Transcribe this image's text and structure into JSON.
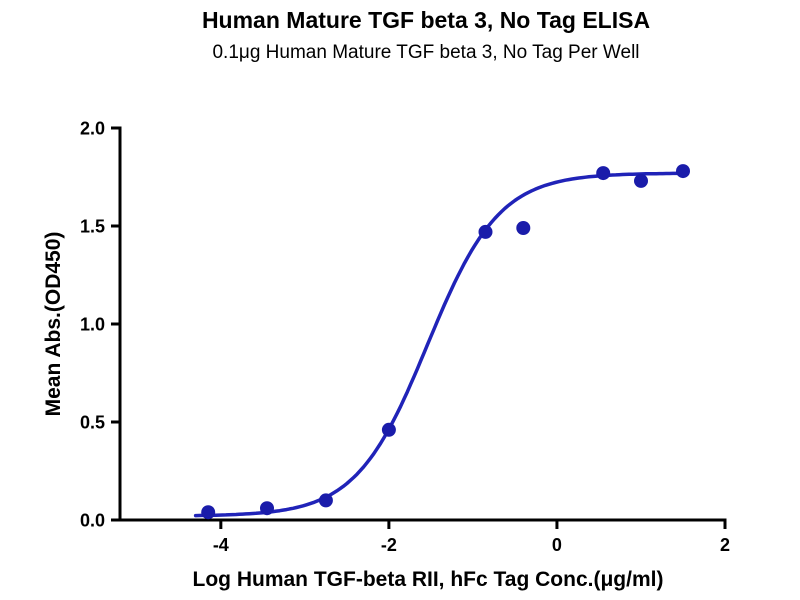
{
  "chart_data": {
    "type": "scatter",
    "title": "Human Mature TGF beta 3, No Tag ELISA",
    "subtitle": "0.1μg Human Mature TGF beta 3, No Tag Per Well",
    "xlabel": "Log Human TGF-beta RII, hFc Tag Conc.(μg/ml)",
    "ylabel": "Mean Abs.(OD450)",
    "xlim": [
      -5.2,
      2
    ],
    "ylim": [
      0,
      2
    ],
    "x_ticks": [
      -4,
      -2,
      0,
      2
    ],
    "y_ticks": [
      0.0,
      0.5,
      1.0,
      1.5,
      2.0
    ],
    "grid": false,
    "legend": "none",
    "points": [
      {
        "x": -4.15,
        "y": 0.04
      },
      {
        "x": -3.45,
        "y": 0.06
      },
      {
        "x": -2.75,
        "y": 0.1
      },
      {
        "x": -2.0,
        "y": 0.46
      },
      {
        "x": -0.85,
        "y": 1.47
      },
      {
        "x": -0.4,
        "y": 1.49
      },
      {
        "x": 0.55,
        "y": 1.77
      },
      {
        "x": 1.0,
        "y": 1.73
      },
      {
        "x": 1.5,
        "y": 1.78
      }
    ],
    "fit": {
      "model": "4PL-sigmoid",
      "bottom": 0.02,
      "top": 1.77,
      "logEC50": -1.54,
      "hill": 1.02,
      "x_range": [
        -4.3,
        1.55
      ]
    },
    "colors": {
      "axis": "#000000",
      "line": "#2023b8",
      "marker": "#1a1caa",
      "background": "#ffffff"
    }
  }
}
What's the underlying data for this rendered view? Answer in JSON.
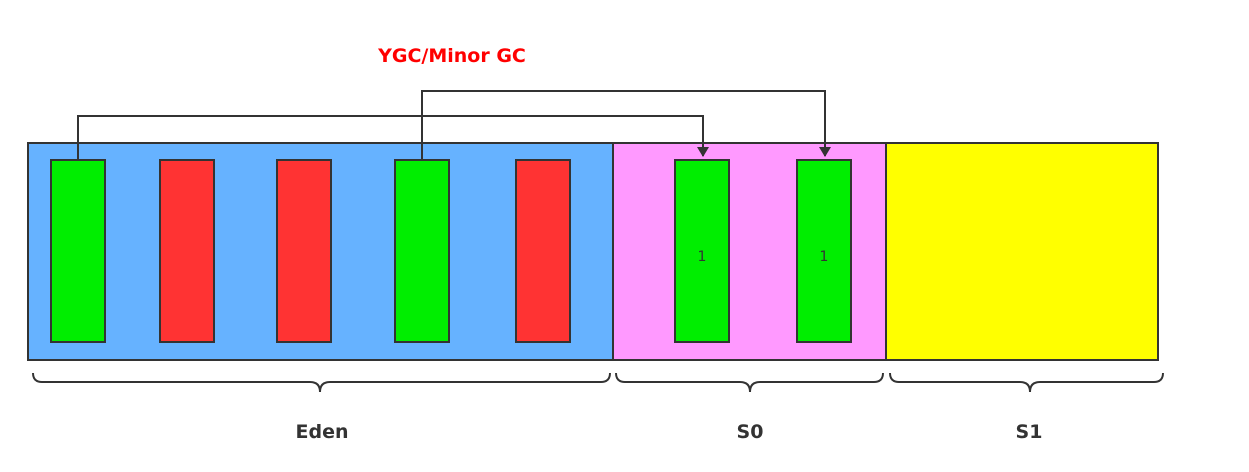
{
  "title": "YGC/Minor GC",
  "regions": [
    {
      "key": "eden",
      "label": "Eden",
      "fill": "#66b2ff"
    },
    {
      "key": "s0",
      "label": "S0",
      "fill": "#ff99ff"
    },
    {
      "key": "s1",
      "label": "S1",
      "fill": "#ffff00"
    }
  ],
  "objects": [
    {
      "region": "eden",
      "state": "live"
    },
    {
      "region": "eden",
      "state": "garbage"
    },
    {
      "region": "eden",
      "state": "garbage"
    },
    {
      "region": "eden",
      "state": "live"
    },
    {
      "region": "eden",
      "state": "garbage"
    },
    {
      "region": "s0",
      "state": "live",
      "age": "1"
    },
    {
      "region": "s0",
      "state": "live",
      "age": "1"
    }
  ],
  "colors": {
    "live": "#00ee00",
    "garbage": "#ff3333",
    "title": "#ff0000",
    "border": "#333333",
    "text": "#333333"
  }
}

(Direction) Transcribe all the data word for word; the images stay out.

(The response)
Transcribe this image's text and structure into JSON.
{
  "chart_data": {
    "type": "scatter",
    "title": "Human Mature TGF beta 3, No Tag ELISA",
    "subtitle": "0.1μg Human Mature TGF beta 3, No Tag Per Well",
    "xlabel": "Log Human TGF-beta RII, hFc Tag Conc.(μg/ml)",
    "ylabel": "Mean Abs.(OD450)",
    "xlim": [
      -5.2,
      2
    ],
    "ylim": [
      0,
      2
    ],
    "x_ticks": [
      -4,
      -2,
      0,
      2
    ],
    "y_ticks": [
      0.0,
      0.5,
      1.0,
      1.5,
      2.0
    ],
    "grid": false,
    "legend": "none",
    "points": [
      {
        "x": -4.15,
        "y": 0.04
      },
      {
        "x": -3.45,
        "y": 0.06
      },
      {
        "x": -2.75,
        "y": 0.1
      },
      {
        "x": -2.0,
        "y": 0.46
      },
      {
        "x": -0.85,
        "y": 1.47
      },
      {
        "x": -0.4,
        "y": 1.49
      },
      {
        "x": 0.55,
        "y": 1.77
      },
      {
        "x": 1.0,
        "y": 1.73
      },
      {
        "x": 1.5,
        "y": 1.78
      }
    ],
    "fit": {
      "model": "4PL-sigmoid",
      "bottom": 0.02,
      "top": 1.77,
      "logEC50": -1.54,
      "hill": 1.02,
      "x_range": [
        -4.3,
        1.55
      ]
    },
    "colors": {
      "axis": "#000000",
      "line": "#2023b8",
      "marker": "#1a1caa",
      "background": "#ffffff"
    }
  }
}
What's the underlying data for this rendered view? Answer in JSON.
{
  "title": "YGC/Minor GC",
  "regions": [
    {
      "key": "eden",
      "label": "Eden",
      "fill": "#66b2ff"
    },
    {
      "key": "s0",
      "label": "S0",
      "fill": "#ff99ff"
    },
    {
      "key": "s1",
      "label": "S1",
      "fill": "#ffff00"
    }
  ],
  "objects": [
    {
      "region": "eden",
      "state": "live"
    },
    {
      "region": "eden",
      "state": "garbage"
    },
    {
      "region": "eden",
      "state": "garbage"
    },
    {
      "region": "eden",
      "state": "live"
    },
    {
      "region": "eden",
      "state": "garbage"
    },
    {
      "region": "s0",
      "state": "live",
      "age": "1"
    },
    {
      "region": "s0",
      "state": "live",
      "age": "1"
    }
  ],
  "colors": {
    "live": "#00ee00",
    "garbage": "#ff3333",
    "title": "#ff0000",
    "border": "#333333",
    "text": "#333333"
  }
}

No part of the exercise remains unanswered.